• Aim
Single out each line with the word "this" and copy it.

*** Data to process

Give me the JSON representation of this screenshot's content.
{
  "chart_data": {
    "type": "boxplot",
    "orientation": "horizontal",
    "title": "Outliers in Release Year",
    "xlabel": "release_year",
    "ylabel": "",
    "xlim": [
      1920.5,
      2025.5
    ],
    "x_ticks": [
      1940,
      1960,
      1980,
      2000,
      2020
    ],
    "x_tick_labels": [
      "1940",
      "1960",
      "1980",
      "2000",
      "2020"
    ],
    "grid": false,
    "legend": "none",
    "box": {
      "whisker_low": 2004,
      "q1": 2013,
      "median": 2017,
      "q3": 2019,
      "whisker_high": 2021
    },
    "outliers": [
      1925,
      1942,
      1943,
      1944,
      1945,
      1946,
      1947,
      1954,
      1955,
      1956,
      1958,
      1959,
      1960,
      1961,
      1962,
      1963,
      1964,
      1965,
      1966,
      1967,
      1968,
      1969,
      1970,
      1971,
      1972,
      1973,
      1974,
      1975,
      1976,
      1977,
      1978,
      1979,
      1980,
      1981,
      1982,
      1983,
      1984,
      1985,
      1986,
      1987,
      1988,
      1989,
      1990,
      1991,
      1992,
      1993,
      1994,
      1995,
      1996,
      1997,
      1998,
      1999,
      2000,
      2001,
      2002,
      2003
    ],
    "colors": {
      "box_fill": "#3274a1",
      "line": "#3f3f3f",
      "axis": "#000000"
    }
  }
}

******
*** Data to process

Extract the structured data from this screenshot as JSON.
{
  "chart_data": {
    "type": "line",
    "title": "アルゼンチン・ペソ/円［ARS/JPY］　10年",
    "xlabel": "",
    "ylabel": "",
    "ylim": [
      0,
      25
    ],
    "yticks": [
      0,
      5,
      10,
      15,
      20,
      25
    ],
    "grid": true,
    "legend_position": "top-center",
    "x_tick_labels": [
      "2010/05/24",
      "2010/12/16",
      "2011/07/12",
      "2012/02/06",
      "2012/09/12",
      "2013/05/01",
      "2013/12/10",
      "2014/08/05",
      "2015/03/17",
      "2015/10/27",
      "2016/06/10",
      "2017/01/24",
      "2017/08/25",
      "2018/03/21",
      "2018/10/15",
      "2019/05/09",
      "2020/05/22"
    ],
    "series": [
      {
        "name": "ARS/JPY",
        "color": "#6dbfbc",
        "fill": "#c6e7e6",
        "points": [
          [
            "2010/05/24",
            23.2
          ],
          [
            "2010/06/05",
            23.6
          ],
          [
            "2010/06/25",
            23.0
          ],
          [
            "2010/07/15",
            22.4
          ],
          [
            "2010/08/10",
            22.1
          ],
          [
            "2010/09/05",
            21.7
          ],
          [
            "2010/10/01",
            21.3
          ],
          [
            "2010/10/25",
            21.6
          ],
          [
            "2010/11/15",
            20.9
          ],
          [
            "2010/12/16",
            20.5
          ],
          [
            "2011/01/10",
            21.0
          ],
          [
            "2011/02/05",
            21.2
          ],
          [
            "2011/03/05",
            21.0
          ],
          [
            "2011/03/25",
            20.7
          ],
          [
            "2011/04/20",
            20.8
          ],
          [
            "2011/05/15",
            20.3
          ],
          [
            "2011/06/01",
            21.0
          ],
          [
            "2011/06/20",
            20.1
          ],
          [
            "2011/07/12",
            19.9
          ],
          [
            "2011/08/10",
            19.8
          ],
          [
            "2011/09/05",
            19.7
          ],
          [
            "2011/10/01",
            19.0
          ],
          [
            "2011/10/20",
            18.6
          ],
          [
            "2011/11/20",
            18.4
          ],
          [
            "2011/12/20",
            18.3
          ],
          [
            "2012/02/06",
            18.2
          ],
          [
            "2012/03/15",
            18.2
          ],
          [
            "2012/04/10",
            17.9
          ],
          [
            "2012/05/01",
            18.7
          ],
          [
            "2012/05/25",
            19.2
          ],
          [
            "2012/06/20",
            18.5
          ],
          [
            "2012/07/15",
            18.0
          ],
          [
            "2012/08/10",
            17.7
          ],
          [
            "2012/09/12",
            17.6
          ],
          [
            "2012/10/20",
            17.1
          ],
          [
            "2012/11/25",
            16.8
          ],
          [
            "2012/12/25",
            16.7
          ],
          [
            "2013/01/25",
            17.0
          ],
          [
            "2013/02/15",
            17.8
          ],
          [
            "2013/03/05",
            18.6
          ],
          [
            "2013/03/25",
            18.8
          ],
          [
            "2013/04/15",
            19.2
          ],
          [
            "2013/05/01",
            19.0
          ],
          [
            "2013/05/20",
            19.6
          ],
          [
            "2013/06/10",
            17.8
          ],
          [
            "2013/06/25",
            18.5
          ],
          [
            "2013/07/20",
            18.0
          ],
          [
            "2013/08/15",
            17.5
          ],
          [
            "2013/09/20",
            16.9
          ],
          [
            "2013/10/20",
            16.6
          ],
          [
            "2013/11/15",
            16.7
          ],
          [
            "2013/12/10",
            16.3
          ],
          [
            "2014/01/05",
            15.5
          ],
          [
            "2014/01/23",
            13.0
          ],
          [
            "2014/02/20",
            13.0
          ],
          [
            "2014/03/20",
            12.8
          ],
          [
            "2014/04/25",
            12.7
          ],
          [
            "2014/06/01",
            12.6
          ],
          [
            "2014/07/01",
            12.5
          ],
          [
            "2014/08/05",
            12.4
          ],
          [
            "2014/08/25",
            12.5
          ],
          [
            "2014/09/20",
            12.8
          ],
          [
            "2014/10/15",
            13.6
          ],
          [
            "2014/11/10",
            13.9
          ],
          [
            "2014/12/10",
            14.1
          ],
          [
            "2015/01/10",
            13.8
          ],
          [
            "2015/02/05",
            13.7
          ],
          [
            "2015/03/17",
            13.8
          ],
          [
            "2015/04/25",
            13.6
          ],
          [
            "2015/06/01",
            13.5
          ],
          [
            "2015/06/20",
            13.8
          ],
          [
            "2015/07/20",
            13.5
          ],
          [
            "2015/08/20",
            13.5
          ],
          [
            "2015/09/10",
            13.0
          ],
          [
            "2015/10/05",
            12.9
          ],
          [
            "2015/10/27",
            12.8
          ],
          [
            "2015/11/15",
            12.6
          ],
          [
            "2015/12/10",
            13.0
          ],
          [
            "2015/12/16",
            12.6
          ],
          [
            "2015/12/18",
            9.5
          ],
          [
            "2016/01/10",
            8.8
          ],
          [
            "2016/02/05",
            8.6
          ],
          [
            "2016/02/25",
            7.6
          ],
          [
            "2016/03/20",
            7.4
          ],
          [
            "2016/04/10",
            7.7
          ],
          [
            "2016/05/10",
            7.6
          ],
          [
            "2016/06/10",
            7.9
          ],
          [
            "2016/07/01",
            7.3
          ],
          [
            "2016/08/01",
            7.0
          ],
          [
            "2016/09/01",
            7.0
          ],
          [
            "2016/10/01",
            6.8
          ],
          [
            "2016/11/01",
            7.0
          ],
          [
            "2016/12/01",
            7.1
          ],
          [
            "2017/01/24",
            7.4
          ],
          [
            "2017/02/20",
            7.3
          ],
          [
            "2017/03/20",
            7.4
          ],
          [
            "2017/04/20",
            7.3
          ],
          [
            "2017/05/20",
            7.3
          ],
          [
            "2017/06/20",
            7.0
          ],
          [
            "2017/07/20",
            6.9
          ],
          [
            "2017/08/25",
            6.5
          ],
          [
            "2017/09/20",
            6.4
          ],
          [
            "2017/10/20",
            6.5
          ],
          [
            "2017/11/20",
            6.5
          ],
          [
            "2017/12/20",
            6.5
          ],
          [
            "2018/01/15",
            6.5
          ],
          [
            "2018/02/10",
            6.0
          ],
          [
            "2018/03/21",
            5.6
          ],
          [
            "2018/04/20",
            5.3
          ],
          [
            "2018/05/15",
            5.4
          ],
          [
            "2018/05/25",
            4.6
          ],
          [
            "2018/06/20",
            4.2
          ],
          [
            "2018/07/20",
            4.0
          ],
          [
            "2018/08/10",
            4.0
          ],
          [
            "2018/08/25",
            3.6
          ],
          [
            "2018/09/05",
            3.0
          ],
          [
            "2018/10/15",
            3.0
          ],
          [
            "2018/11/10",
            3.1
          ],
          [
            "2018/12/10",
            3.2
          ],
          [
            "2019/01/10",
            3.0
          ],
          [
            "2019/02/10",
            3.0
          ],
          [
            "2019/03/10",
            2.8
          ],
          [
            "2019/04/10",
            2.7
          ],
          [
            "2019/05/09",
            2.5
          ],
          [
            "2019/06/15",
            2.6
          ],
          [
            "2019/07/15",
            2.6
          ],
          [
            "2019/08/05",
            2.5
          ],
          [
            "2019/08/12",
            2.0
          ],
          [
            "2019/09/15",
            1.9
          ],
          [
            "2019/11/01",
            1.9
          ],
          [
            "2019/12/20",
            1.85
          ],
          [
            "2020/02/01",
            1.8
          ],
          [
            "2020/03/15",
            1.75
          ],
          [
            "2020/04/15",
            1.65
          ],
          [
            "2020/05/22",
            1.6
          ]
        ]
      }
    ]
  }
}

******

• Finished exercise
Give me the JSON representation of this screenshot's content.
Extract the structured data from this screenshot as JSON.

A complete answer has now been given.